## What to produce
Duplicate the part of the Tiddy Brook Meadows article that opens with the words containing "Tiddy Brook Meadows,(sometimes" and closes with "clinic in Tavistock.".

## Source text
- Tiddy Brook Meadows Location within Devon
- Population: 500
- OS grid reference: SX 48629 72539
- District: West Devon;
- Shire county: Devon;
- Region: South West;
- Country: England
- Sovereign state: United Kingdom
- Post town: TAVISTOCK
- Postcode district: PL19
- Dialling code: 01822
- Police: Devon and Cornwall
- Fire: Devon and Somerset
- Ambulance: South Western
- UK Parliament: Torridge and West Devon;

= Tiddy Brook Meadows, Devon =

Village in Devon, England

Tiddy Brook Meadows,(sometimes called Tiddybrook Meadows) is a settlement in Devon. It lies south of Whitchurch and just east of Tavistock, and sits on the banks of the river Tiddy Brook, which flows into the River Tavy. Most of the settlement was built in the late 2000s.

==Services==
Tiddy Brook Meadows only officially has a bus stop, however shopping wise Tavistock Town Centre and Whitchurch stores, which includes a Post Office, are within walking distance. The area is served by Devon and Cornwall Police and the Devon and Somerset Fire and Rescue Service. The nearest hospital is Derriford Hospital, although there is a small clinic in Tavistock.

==Building controversy==
Many residents of nearby Whitchurch, Devon were upset with the extended building of homes, which occurred between 2007 and 2013 in the Tiddy Brook Meadows area because the area where the new homes were built was originally designated as a natural area bordering Whitchurch by the West Devon Borough Council. Many others have criticised the site of the new buildings because it lies on a Floodplain, which leaves the area prone to flooding. Also it has been criticised for causing congestion on smaller roads in the area. In October 2016 it was announced that British house building company Redrow were planning to fill out the Meadow by building at least 110 homes, further increasing criticism from locals, especially those from Whitchurch.

## Supplied data

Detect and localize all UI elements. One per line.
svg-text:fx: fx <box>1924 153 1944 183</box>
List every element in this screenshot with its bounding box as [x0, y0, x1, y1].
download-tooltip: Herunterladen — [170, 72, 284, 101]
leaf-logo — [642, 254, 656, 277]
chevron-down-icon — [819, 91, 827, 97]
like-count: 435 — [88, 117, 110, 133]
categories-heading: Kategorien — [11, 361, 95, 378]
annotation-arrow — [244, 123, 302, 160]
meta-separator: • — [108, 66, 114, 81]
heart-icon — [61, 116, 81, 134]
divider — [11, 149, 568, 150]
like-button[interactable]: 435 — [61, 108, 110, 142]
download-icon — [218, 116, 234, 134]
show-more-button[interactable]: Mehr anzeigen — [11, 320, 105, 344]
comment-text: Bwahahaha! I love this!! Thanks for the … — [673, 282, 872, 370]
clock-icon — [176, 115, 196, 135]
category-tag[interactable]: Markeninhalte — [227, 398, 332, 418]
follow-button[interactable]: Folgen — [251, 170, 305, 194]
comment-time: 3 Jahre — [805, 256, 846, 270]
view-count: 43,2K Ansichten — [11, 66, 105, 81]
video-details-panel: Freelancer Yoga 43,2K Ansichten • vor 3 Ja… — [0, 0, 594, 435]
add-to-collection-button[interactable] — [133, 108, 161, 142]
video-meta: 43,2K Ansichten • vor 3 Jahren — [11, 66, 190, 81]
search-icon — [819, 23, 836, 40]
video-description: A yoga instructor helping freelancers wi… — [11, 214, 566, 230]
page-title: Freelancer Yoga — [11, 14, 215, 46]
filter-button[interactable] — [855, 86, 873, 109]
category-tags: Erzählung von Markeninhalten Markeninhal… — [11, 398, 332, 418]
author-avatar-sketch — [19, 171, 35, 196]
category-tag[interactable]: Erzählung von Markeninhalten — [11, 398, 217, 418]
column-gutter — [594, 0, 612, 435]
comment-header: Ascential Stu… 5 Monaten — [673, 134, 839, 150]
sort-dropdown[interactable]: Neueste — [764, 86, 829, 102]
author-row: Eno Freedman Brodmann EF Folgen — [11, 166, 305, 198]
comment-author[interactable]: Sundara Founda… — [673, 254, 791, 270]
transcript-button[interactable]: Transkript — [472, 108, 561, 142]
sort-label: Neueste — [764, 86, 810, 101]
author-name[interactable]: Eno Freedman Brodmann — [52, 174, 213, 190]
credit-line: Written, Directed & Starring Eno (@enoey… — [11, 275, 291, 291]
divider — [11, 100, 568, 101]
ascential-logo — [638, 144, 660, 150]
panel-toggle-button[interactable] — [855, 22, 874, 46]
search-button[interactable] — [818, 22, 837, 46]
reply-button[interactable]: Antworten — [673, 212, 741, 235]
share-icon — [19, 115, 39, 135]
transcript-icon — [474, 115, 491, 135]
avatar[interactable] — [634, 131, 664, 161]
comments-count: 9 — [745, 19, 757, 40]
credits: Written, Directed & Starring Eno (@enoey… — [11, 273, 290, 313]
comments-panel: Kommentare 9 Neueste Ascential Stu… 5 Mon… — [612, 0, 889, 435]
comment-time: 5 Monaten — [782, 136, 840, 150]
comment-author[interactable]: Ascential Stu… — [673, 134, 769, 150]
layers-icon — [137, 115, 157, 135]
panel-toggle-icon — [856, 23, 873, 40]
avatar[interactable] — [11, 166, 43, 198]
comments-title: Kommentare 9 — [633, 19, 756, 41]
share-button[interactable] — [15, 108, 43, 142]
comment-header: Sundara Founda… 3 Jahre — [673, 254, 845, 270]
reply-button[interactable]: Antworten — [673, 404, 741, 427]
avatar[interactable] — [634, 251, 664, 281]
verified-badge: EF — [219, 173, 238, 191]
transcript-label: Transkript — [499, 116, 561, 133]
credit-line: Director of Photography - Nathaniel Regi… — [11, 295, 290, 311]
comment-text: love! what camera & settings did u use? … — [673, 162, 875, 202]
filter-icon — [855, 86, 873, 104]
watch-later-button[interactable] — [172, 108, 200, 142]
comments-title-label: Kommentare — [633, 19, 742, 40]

## Answer below
Tiddy Brook Meadows,(sometimes called Tiddybrook Meadows) is a settlement in Devon. It lies south of Whitchurch and just east of Tavistock, and sits on the banks of the river Tiddy Brook, which flows into the River Tavy. Most of the settlement was built in the late 2000s.

==Services==
Tiddy Brook Meadows only officially has a bus stop, however shopping wise Tavistock Town Centre and Whitchurch stores, which includes a Post Office, are within walking distance. The area is served by Devon and Cornwall Police and the Devon and Somerset Fire and Rescue Service. The nearest hospital is Derriford Hospital, although there is a small clinic in Tavistock.